Task to complete: Copy out every row below line for line with no changes, leaving out the pictures.

Recorded data:

━━━

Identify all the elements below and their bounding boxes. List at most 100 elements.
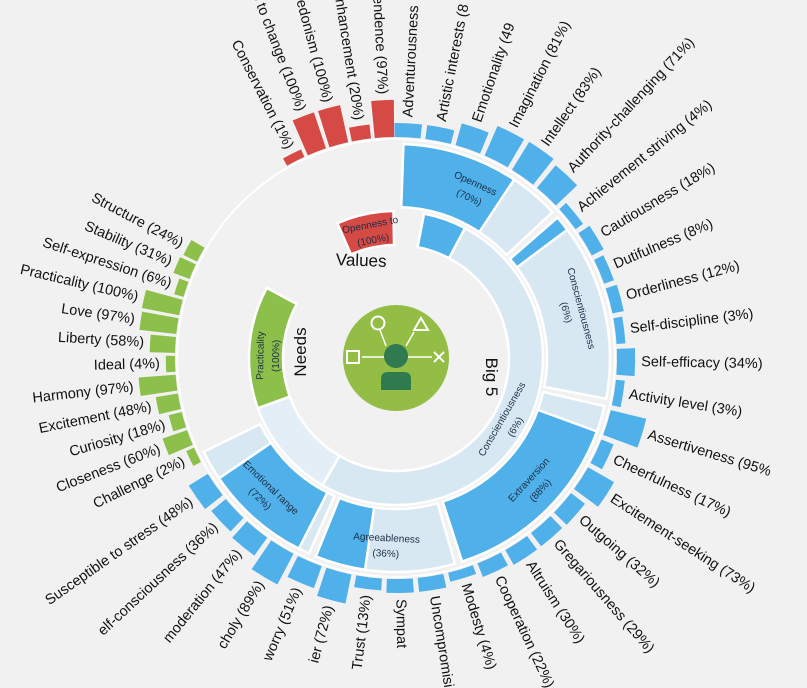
link-line-icon [379, 329, 387, 347]
big5-facet-bar-24 [317, 567, 352, 604]
big5-facet-label-6: Achievement striving (4%) [574, 97, 715, 215]
big5-facet-bar-13 [603, 410, 647, 448]
trait-label-agreeableness: Agreeableness(36%) [352, 531, 420, 561]
big5-facet-label-12: Activity level (3%) [628, 387, 744, 421]
body-icon [381, 372, 411, 390]
center-personality-icon [343, 305, 449, 411]
rings-layer: Openness to(100%)Practicality (100%)Consc… [176, 138, 616, 578]
big5-facet-bar-18 [505, 535, 538, 565]
big5-facet-bar-3 [484, 125, 525, 168]
big5-facet-label-15: Excitement-seeking (73%) [607, 491, 758, 597]
big5-facet-label-28: elf-consciousness (36%) [95, 520, 221, 639]
needs-facet-bar-0 [186, 447, 201, 466]
big5-facet-label-5: Authority-challenging (71%) [565, 35, 698, 176]
big5-facet-label-23: Trust (13%) [350, 594, 375, 671]
big5-facet-bar-6 [559, 202, 584, 230]
big5-facet-label-0: Adventurousness [400, 5, 422, 118]
big5-facet-bar-20 [448, 565, 477, 582]
needs-facet-bar-5 [165, 355, 176, 373]
big5-facet-bar-21 [417, 573, 447, 592]
needs-facet-bar-9 [174, 278, 189, 297]
big5-facet-bar-14 [590, 439, 614, 470]
big5-category-label: Big 5 [482, 358, 501, 397]
needs-facet-bar-3 [155, 393, 181, 415]
needs-facet-bar-10 [173, 257, 196, 280]
needs-category-label: Needs [291, 327, 310, 376]
values-facet-bar-3 [349, 124, 372, 142]
needs-facet-bar-2 [168, 411, 187, 432]
big5-facet-bar-16 [554, 492, 585, 525]
big5-facet-bar-23 [354, 575, 382, 591]
needs-facet-bar-4 [138, 374, 178, 396]
needs-facet-bar-11 [183, 240, 205, 262]
big5-facet-label-1: Artistic interests (8 [434, 3, 472, 123]
values-category-label: Values [336, 250, 387, 271]
values-facet-label-4: scendence (97%) [368, 0, 390, 95]
big5-facet-label-10: Self-discipline (3%) [629, 306, 754, 337]
big5-facet-bar-17 [530, 516, 563, 547]
cross-shape-icon [433, 351, 445, 363]
big5-facet-label-26: choly (89%) [215, 578, 268, 652]
outer-ring-divider [176, 138, 616, 578]
values-facet-bar-4 [371, 99, 395, 139]
needs-facet-bar-8 [141, 289, 183, 316]
big5-facet-bar-8 [594, 255, 614, 284]
big5-facet-label-11: Self-efficacy (34%) [641, 354, 763, 372]
needs-facet-bar-7 [139, 311, 179, 334]
big5-facet-bar-19 [477, 552, 508, 577]
big5-facet-bar-25 [287, 556, 322, 589]
big5-facet-label-20: Modesty (4%) [458, 582, 499, 672]
needs-facet-label-4: Harmony (97%) [32, 379, 135, 406]
values-facet-bar-2 [318, 105, 349, 148]
trait-arc-openness [399, 142, 516, 234]
big5-facet-bar-9 [605, 284, 624, 314]
needs-facet-bar-6 [149, 334, 177, 353]
big5-facet-label-17: Gregariousness (29%) [550, 537, 657, 657]
trait-arc-agreeableness [314, 496, 376, 572]
big5-facet-bar-27 [232, 521, 268, 556]
needs-category-arc [247, 286, 299, 410]
link-line-icon [405, 331, 415, 347]
big5-facet-label-29: Susceptible to stress (48%) [42, 494, 196, 608]
head-icon [384, 344, 408, 368]
big5-facet-bar-12 [611, 379, 625, 408]
circle-shape-icon [370, 315, 386, 331]
big5-facet-bar-11 [616, 348, 636, 377]
big5-facet-bar-0 [394, 123, 423, 139]
triangle-shape-icon [412, 316, 430, 331]
big5-category-arc [320, 226, 545, 507]
values-facet-bar-0 [283, 149, 305, 166]
trait-arc-emotional-range [217, 441, 330, 551]
needs-facet-label-7: Love (97%) [60, 301, 136, 328]
needs-facet-label-5: Ideal (4%) [94, 356, 160, 374]
big5-tail-arc [256, 395, 342, 488]
big5-facet-bar-5 [536, 165, 578, 206]
trait-arc-extraversion [441, 408, 599, 564]
big5-facet-bar-28 [211, 498, 244, 532]
values-facet-bar-1 [292, 112, 326, 156]
trait-arc-bg-conscientiousness [508, 215, 612, 401]
needs-facet-bar-1 [162, 430, 193, 456]
big5-facet-bar-1 [425, 125, 455, 144]
values-category-arc [335, 209, 396, 257]
big5-facet-label-2: Emotionality (49 [470, 21, 519, 125]
big5-facet-bar-22 [386, 578, 414, 593]
big5-facet-bar-15 [573, 467, 615, 507]
trait-arc-conscientiousness [508, 215, 570, 270]
big5-facet-label-22: Sympat [392, 599, 409, 648]
big5-facet-bar-4 [511, 141, 554, 185]
big5-facet-bar-2 [455, 123, 489, 154]
big5-facet-label-25: worry (51%) [260, 585, 306, 664]
big5-facet-bar-26 [251, 540, 294, 585]
big5-facet-label-21: Uncompromisin [426, 595, 458, 688]
big5-facet-bar-29 [188, 473, 223, 510]
values-facet-label-3: Self-enhancement (20%) [325, 0, 366, 121]
big5-facet-label-13: Assertiveness (95% [646, 427, 773, 480]
square-shape-icon [346, 350, 360, 364]
big5-facet-bar-10 [613, 316, 626, 344]
needs-category-text: Practicality (100%) [255, 331, 282, 380]
needs-facet-label-6: Liberty (58%) [57, 330, 144, 351]
facet-bars-layer [138, 99, 647, 604]
big5-facet-label-24: ier (72%) [306, 604, 337, 665]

━━━

Expected output:
Identify all the elements below and their bounding boxes. List at most 100 elements.
link-line-icon [379, 329, 387, 347]
big5-facet-bar-24 [317, 567, 352, 604]
big5-facet-label-6: Achievement striving (4%) [574, 97, 715, 215]
big5-facet-bar-13 [603, 410, 647, 448]
trait-label-agreeableness: Agreeableness(36%) [352, 531, 420, 561]
big5-facet-label-12: Activity level (3%) [628, 387, 744, 421]
body-icon [381, 372, 411, 390]
center-personality-icon [343, 305, 449, 411]
rings-layer: Openness to(100%)Practicality (100%)Consc… [176, 138, 616, 578]
big5-facet-bar-18 [505, 535, 538, 565]
big5-facet-bar-3 [484, 125, 525, 168]
big5-facet-label-15: Excitement-seeking (73%) [607, 491, 758, 597]
big5-facet-label-28: elf-consciousness (36%) [95, 520, 221, 639]
needs-facet-bar-0 [186, 447, 201, 466]
big5-facet-label-5: Authority-challenging (71%) [565, 35, 698, 176]
big5-facet-label-23: Trust (13%) [350, 594, 375, 671]
big5-facet-bar-6 [559, 202, 584, 230]
big5-facet-label-0: Adventurousness [400, 5, 422, 118]
big5-facet-bar-20 [448, 565, 477, 582]
needs-facet-bar-5 [165, 355, 176, 373]
big5-facet-bar-21 [417, 573, 447, 592]
needs-facet-bar-9 [174, 278, 189, 297]
big5-facet-bar-14 [590, 439, 614, 470]
big5-category-label: Big 5 [482, 358, 501, 397]
needs-facet-bar-3 [155, 393, 181, 415]
needs-facet-bar-10 [173, 257, 196, 280]
needs-category-label: Needs [291, 327, 310, 376]
values-facet-bar-3 [349, 124, 372, 142]
needs-facet-bar-2 [168, 411, 187, 432]
big5-facet-bar-16 [554, 492, 585, 525]
big5-facet-bar-23 [354, 575, 382, 591]
needs-facet-bar-4 [138, 374, 178, 396]
needs-facet-bar-11 [183, 240, 205, 262]
big5-facet-label-1: Artistic interests (8 [434, 3, 472, 123]
values-category-label: Values [336, 250, 387, 271]
values-facet-label-4: scendence (97%) [368, 0, 390, 95]
big5-facet-label-10: Self-discipline (3%) [629, 306, 754, 337]
big5-facet-bar-17 [530, 516, 563, 547]
cross-shape-icon [433, 351, 445, 363]
big5-facet-label-26: choly (89%) [215, 578, 268, 652]
outer-ring-divider [176, 138, 616, 578]
values-facet-bar-4 [371, 99, 395, 139]
needs-facet-bar-8 [141, 289, 183, 316]
big5-facet-bar-8 [594, 255, 614, 284]
big5-facet-label-11: Self-efficacy (34%) [641, 354, 763, 372]
needs-facet-bar-7 [139, 311, 179, 334]
big5-facet-bar-19 [477, 552, 508, 577]
big5-facet-bar-25 [287, 556, 322, 589]
big5-facet-label-20: Modesty (4%) [458, 582, 499, 672]
needs-facet-label-4: Harmony (97%) [32, 379, 135, 406]
values-facet-bar-2 [318, 105, 349, 148]
trait-arc-openness [399, 142, 516, 234]
big5-facet-bar-9 [605, 284, 624, 314]
needs-facet-bar-6 [149, 334, 177, 353]
big5-facet-label-17: Gregariousness (29%) [550, 537, 657, 657]
trait-arc-agreeableness [314, 496, 376, 572]
big5-facet-bar-27 [232, 521, 268, 556]
needs-category-arc [247, 286, 299, 410]
link-line-icon [405, 331, 415, 347]
big5-facet-label-29: Susceptible to stress (48%) [42, 494, 196, 608]
head-icon [384, 344, 408, 368]
big5-facet-bar-12 [611, 379, 625, 408]
circle-shape-icon [370, 315, 386, 331]
big5-facet-bar-11 [616, 348, 636, 377]
big5-facet-bar-0 [394, 123, 423, 139]
triangle-shape-icon [412, 316, 430, 331]
big5-category-arc [320, 226, 545, 507]
values-facet-bar-0 [283, 149, 305, 166]
trait-arc-emotional-range [217, 441, 330, 551]
needs-facet-label-7: Love (97%) [60, 301, 136, 328]
needs-facet-label-5: Ideal (4%) [94, 356, 160, 374]
big5-tail-arc [256, 395, 342, 488]
big5-facet-bar-5 [536, 165, 578, 206]
trait-arc-extraversion [441, 408, 599, 564]
big5-facet-bar-28 [211, 498, 244, 532]
values-facet-bar-1 [292, 112, 326, 156]
trait-arc-bg-conscientiousness [508, 215, 612, 401]
needs-facet-bar-1 [162, 430, 193, 456]
big5-facet-bar-1 [425, 125, 455, 144]
values-category-arc [335, 209, 396, 257]
big5-facet-label-2: Emotionality (49 [470, 21, 519, 125]
big5-facet-bar-22 [386, 578, 414, 593]
big5-facet-bar-15 [573, 467, 615, 507]
trait-arc-conscientiousness [508, 215, 570, 270]
big5-facet-label-22: Sympat [392, 599, 409, 648]
big5-facet-bar-4 [511, 141, 554, 185]
big5-facet-bar-2 [455, 123, 489, 154]
big5-facet-label-25: worry (51%) [260, 585, 306, 664]
big5-facet-bar-26 [251, 540, 294, 585]
big5-facet-label-21: Uncompromisin [426, 595, 458, 688]
big5-facet-bar-29 [188, 473, 223, 510]
values-facet-label-3: Self-enhancement (20%) [325, 0, 366, 121]
big5-facet-label-13: Assertiveness (95% [646, 427, 773, 480]
square-shape-icon [346, 350, 360, 364]
big5-facet-bar-10 [613, 316, 626, 344]
needs-category-text: Practicality (100%) [255, 331, 282, 380]
needs-facet-label-6: Liberty (58%) [57, 330, 144, 351]
facet-bars-layer [138, 99, 647, 604]
big5-facet-label-24: ier (72%) [306, 604, 337, 665]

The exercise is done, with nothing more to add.